> [GIVEN PASSAGE]:
Published date01 December 2006

An assured under a marine insurance contract has a duty to take reasonable measures to avert or minimise a loss, whether under s 78(4) of the Marine Insurance Act (Cap 387, 1994 Rev Ed) or under the inevitable suing and labouring clause in the policy. He also has a corresponding right to recover suing and labouring expenses properly incurred. Authorities are scant on the duration of such right or duty. This paper discusses when the right or duty should end.

I. Introduction

1 Man, the assured says, marks the earth with ruin; his control stops with the shore. Upon the watery plain, wrecks are the deed of the sea. That may be so, says the underwriter, but you must still sue and labour. Time writes no wrinkles on the ocean’s brow, pleads the assured, but shall I be thus yoked till the stages of my age and youth are passed?

2 The sue and labour provision in the old Lloyd’s SG (ship and goods) Form had been likened to poetry.1 Perhaps because it would take a doctoral thesis to unravel its meaning:

And in case of any loss or misfortune it shall be lawful to the assured, their factors, servants and assigns, to sue, labour, and travel for, in and about the defence, safeguards, and recovery of the said goods and merchandises, and ship, etc., or any part thereof, without prejudice to this insurance: to the charges whereof we, the assurers, will contribute each one according to the rate and quantity of his sum herein assured.

3 Clearly, the clause is prolix, not Byronic. But what about the assured’s plea: When does sue and labour end? The travel continues in prose.

4 The SG Form version is couched in permissive language, referring to a right.2 The modern version, found in, for example, the International Hull Clauses 1/11/03 (“IHC”) speaks of the “duty of the Assured and their servants and agents to take such measures as may be reasonable for the purpose of averting or minimizing a loss which would be recoverable under this insurance”. It also requires the underwriters to contribute to “charges properly and reasonably incurred” for such measures.3 The right and the duty are correlative, and it is the premise of this paper that, as the right ends, so shall the duty.

5 Section 78 of the Marine Insurance Act4 (“the Act”) refers to both right and duty:

78.—(1) Where the policy contains a suing and labouring clause, the engagement thereby entered into is deemed to be supplementary to the contract of insurance, and the assured may recover from the insurer any expenses properly incurred pursuant to the clause, notwithstanding that the insurer may have paid for a total loss, or that the subject-matter may have been warranted free from particular average, either wholly or under a certain percentage.

(2) General average losses and contributions and salvage charges, as defined by this Act, are not recoverable under the suing and labouring clause.

(3) Expenses incurred for the purpose of averting or diminishing any loss not covered by the policy are not recoverable under the suing and labouring clause.

> [YOUR TASKS]:
• 1. Transcribe the portion of the marine insurance passage starting at "(2) General average" and ending at "policy are not recoverable under the suing and labouring clause.".
• 2. In the marine insurance passage, which modern set of clauses is given as an example of the version that speaks of a duty of the assured?
• 3. Resume the marine insurance passage from the point at which it stops.

> [STORED DATA]:
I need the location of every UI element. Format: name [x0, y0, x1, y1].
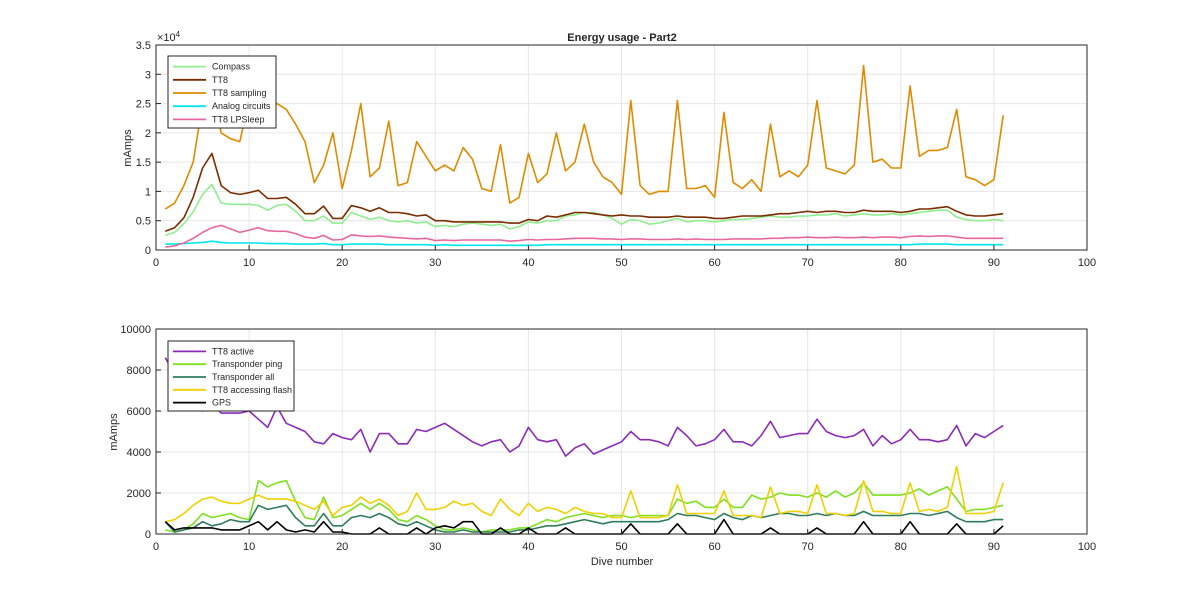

> [ANSWERS GIVEN]:
• 1.
(2) General average losses and contributions and salvage charges, as defined by this Act, are not recoverable under the suing and labouring clause.

(3) Expenses incurred for the purpose of averting or diminishing any loss not covered by the policy are not recoverable under the suing and labouring clause.

• 2. The International Hull Clauses 1/11/03 ("IHC").

• 3.
(4) It is the duty of the assured and his agents, in all cases, to take such measures as may be reasonable for the purpose of averting or minimising a loss.

6 The essence of sue and labour is neatly summarised by Lord Hobhouse of Woodborough in the House of Lords decision of Kuwait Airways Corporation v Kuwait Insurance Co SAK:5

It is not in contention that the ordinary purpose and understanding of a sue and labour clause is to authorize the assured to take reasonable steps to recover the insured property or reduce the extent of the insured damage or loss. Indeed it is ordinarily to be inferred that the assured has a duty to take these steps. …

Just as the authority and obligation to sue and labour are supplementary to the contract of indemnity so also is the underwriters’ liability to reimburse sue and labour expenses reasonably incurred. Provided those expenses have been reasonably incurred, it does not matter whether they were in the end successful or not. They may not succeed in averting a total loss of the subject matter of the insurance. But, having properly sued and laboured in accordance with authority given by the clause, the assured is entitled to look to the underwriter to reimburse him the expenses so incurred. The fact that the underwriter is also having to pay for a total loss does not alter this position.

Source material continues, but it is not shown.